- [DOCUMENT EXTRACT]:
U.S. cybersecurity firm FireEye has warned of a malicious phishing campaign that it has attributed to the Iranian-linked APT34—whose activity has been reported elsewhere as OilRig and Greenbug. The campaign has been targeting LinkedIn users with plausible but bogus invitations to join a professional network and emailed attachments laced with malware that seeks to infect systems with a hidden backdoor and steal data and credentials.
According to a FireEye blog post published on Thursday (July 18), the campaign targets specific industries that are clearly of interest to the regime in Teheran: “This threat group has conducted broad targeting across a variety of industries operating in the Middle East—however, we believe APT34’s strongest interest is gaining access to financial, energy, and government entities.”
Sam Curry, Chief Security Officer at Cybereason:
“The US civilian side might be vulnerable in many areas to exploitation, but it is neither monolithic nor small. It is highly diversified, distributed and massive in size. While Iran can swipe at civilian cyber targets through these types of campaigns using platforms such as LinkedIn, it will have diminishing returns. It is at most cyber terrorism, designed to scare the government, which is futile, and ultimately will lead to hardening the civilian sector. Beware of hyperbole and exaggeration too. Yes, Iran can hurt people. No, it’s not the end of the world as we know it. Yes, cyber sabers will be rattled just like the more literal and more traditional ones. No, this is not a cyber Pearl Harbor or 911. Yes, this is the new normal; and yes, we can weather it and beat it globally.
This notion of “an interchangeable battlefield tool,” is the heart of the matter: Cyber is a tool for extension of politics by other means just as much as any other battlefield weapon, and its own battlefield too. LinkedIn has grown to be the Facebook of the business world. Some still treat and police it as a trusted social channel and filter carefully with whom they connect. Others, myself included, treat it as always suspect and our networks as not inherently trustworthy. Unlike in other social media venues, we can’t afford to ignore requests to connect, as it could mean spurning or embarrassing legitimate connections.
Let’s be honest, we don’t know anyone well beyond a couple of hundred connections, and LinkedIn has gamified expanding the network and become a tool for staying close to those we distantly know. This demands a new set of protocols. Interaction on LinkedIn and many other social media should be done with a high degree of skepticism at all times. Click nothing. Download nothing. Practice being blunt and tough with connections and communications through LinkedIn. Whether or not you take an “accept all” approach, give people zero chances before being blocked. Attackers will always seek the soft underbelly in any conflict, and they will move to the social media platforms that succeed to practice social engineering. Social media engineering is something we should all be on alert for at all times.”

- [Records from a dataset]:
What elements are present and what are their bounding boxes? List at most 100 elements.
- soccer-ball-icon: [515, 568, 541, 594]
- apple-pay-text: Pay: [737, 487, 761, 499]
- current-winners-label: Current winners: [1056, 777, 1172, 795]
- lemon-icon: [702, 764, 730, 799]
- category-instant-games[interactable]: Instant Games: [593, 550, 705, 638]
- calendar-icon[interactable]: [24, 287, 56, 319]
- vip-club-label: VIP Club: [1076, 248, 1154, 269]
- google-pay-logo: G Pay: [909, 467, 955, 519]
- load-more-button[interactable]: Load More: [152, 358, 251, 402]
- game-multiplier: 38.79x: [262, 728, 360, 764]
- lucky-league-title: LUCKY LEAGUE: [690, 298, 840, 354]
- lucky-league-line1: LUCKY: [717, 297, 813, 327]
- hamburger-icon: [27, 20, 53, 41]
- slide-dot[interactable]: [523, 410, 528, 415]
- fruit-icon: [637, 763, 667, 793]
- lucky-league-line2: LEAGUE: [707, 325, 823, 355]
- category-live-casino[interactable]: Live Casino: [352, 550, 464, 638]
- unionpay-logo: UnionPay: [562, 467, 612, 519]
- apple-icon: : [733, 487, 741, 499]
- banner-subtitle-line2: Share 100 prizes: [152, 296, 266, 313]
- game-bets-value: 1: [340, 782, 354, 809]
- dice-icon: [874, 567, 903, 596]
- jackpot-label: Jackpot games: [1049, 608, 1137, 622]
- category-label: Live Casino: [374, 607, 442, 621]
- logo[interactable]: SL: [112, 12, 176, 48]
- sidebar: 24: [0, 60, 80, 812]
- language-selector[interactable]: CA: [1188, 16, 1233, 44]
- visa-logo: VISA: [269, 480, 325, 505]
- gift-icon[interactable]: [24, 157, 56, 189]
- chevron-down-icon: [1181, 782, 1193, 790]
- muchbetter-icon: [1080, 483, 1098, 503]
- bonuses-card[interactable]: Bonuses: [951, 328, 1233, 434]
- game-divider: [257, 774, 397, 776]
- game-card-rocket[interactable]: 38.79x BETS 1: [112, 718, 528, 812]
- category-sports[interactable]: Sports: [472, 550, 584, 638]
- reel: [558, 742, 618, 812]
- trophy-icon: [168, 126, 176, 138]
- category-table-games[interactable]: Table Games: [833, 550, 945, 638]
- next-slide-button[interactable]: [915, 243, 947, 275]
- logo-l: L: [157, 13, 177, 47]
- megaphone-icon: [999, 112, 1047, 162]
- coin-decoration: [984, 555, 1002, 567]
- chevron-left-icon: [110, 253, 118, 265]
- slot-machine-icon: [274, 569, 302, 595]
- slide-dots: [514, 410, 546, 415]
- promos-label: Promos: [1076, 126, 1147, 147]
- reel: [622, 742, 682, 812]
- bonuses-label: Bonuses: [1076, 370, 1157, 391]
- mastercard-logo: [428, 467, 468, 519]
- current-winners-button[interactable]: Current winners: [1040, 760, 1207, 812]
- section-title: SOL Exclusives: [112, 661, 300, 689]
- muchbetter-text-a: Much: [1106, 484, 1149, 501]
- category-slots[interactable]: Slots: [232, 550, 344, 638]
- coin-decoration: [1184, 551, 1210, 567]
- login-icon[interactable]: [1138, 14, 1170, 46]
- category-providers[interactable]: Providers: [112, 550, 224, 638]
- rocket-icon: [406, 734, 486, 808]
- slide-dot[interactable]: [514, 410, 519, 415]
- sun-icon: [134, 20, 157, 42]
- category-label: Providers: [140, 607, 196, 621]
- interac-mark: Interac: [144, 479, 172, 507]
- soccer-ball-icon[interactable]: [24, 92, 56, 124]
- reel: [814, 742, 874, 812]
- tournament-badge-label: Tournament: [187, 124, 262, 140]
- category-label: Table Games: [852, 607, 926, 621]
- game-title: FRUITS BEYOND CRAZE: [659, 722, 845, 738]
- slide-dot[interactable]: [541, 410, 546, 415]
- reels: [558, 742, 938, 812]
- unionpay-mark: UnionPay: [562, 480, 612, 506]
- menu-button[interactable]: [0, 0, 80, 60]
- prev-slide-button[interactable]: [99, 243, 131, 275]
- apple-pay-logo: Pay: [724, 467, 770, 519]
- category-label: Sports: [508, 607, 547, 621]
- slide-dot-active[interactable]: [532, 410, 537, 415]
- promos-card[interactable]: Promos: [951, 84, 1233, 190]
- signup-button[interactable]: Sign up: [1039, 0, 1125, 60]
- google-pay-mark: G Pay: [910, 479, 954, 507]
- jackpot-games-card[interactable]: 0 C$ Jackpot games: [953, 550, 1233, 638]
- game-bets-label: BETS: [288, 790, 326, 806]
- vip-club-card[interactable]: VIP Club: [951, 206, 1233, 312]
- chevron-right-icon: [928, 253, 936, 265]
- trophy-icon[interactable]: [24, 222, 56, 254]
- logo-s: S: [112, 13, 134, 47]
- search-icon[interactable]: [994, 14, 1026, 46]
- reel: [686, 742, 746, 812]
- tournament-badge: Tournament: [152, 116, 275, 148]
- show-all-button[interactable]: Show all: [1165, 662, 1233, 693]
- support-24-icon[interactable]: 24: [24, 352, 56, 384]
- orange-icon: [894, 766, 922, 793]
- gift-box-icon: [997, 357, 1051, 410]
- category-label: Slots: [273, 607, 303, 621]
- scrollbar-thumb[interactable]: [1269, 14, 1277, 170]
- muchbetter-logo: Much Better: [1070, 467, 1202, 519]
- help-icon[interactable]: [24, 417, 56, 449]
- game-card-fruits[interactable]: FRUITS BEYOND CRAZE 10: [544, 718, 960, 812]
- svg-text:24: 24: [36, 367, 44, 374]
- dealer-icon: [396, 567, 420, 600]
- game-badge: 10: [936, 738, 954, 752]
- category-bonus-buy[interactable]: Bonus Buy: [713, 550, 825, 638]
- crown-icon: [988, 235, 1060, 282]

- [TASK OBJECTIVE]: In the article on the LinkedIn phishing campaign, condense the paragraph beginning "U.S. cybersecurity firm FireEye has warned" into a short bulleted list that keeps its main facts.

- [EXERCISE ANSWER]:
- FireEye, a U.S. cybersecurity firm, has warned of a malicious phishing campaign.
- It attributes the campaign to APT34, a group linked to Iran and also reported as OilRig and Greenbug.
- The campaign targets LinkedIn users with fake invitations to join a professional network.
- It also sends email attachments carrying malware that installs a hidden backdoor and steals data and credentials.